Task statement:
All of the records below should be output exactly.

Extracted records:
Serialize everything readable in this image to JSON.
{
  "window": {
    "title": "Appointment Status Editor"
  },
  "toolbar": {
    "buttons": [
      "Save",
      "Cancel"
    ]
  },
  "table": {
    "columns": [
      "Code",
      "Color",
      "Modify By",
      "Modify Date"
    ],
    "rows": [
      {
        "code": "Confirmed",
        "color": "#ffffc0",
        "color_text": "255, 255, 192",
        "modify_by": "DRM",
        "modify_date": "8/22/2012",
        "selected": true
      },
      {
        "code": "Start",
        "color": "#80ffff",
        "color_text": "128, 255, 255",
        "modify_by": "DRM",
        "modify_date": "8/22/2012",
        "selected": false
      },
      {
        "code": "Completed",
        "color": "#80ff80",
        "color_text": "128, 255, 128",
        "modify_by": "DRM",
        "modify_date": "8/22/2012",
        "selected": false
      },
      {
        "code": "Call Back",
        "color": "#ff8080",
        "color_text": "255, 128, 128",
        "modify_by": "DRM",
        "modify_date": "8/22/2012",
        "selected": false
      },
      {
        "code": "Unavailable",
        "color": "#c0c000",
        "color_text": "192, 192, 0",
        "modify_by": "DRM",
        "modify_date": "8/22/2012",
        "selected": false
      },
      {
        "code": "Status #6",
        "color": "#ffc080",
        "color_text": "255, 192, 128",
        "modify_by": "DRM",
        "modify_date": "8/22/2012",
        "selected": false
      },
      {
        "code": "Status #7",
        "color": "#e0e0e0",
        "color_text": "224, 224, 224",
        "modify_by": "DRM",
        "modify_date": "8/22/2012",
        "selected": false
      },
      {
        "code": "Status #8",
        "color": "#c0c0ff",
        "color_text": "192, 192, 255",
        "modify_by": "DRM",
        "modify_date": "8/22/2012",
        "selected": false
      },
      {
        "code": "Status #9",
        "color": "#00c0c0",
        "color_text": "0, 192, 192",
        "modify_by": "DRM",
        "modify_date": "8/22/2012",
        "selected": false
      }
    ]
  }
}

Task solution:
Serialize everything readable in this image to JSON.
{
  "window": {
    "title": "Appointment Status Editor"
  },
  "toolbar": {
    "buttons": [
      "Save",
      "Cancel"
    ]
  },
  "table": {
    "columns": [
      "Code",
      "Color",
      "Modify By",
      "Modify Date"
    ],
    "rows": [
      {
        "code": "Confirmed",
        "color": "#ffffc0",
        "color_text": "255, 255, 192",
        "modify_by": "DRM",
        "modify_date": "8/22/2012",
        "selected": true
      },
      {
        "code": "Start",
        "color": "#80ffff",
        "color_text": "128, 255, 255",
        "modify_by": "DRM",
        "modify_date": "8/22/2012",
        "selected": false
      },
      {
        "code": "Completed",
        "color": "#80ff80",
        "color_text": "128, 255, 128",
        "modify_by": "DRM",
        "modify_date": "8/22/2012",
        "selected": false
      },
      {
        "code": "Call Back",
        "color": "#ff8080",
        "color_text": "255, 128, 128",
        "modify_by": "DRM",
        "modify_date": "8/22/2012",
        "selected": false
      },
      {
        "code": "Unavailable",
        "color": "#c0c000",
        "color_text": "192, 192, 0",
        "modify_by": "DRM",
        "modify_date": "8/22/2012",
        "selected": false
      },
      {
        "code": "Status #6",
        "color": "#ffc080",
        "color_text": "255, 192, 128",
        "modify_by": "DRM",
        "modify_date": "8/22/2012",
        "selected": false
      },
      {
        "code": "Status #7",
        "color": "#e0e0e0",
        "color_text": "224, 224, 224",
        "modify_by": "DRM",
        "modify_date": "8/22/2012",
        "selected": false
      },
      {
        "code": "Status #8",
        "color": "#c0c0ff",
        "color_text": "192, 192, 255",
        "modify_by": "DRM",
        "modify_date": "8/22/2012",
        "selected": false
      },
      {
        "code": "Status #9",
        "color": "#00c0c0",
        "color_text": "0, 192, 192",
        "modify_by": "DRM",
        "modify_date": "8/22/2012",
        "selected": false
      }
    ]
  }
}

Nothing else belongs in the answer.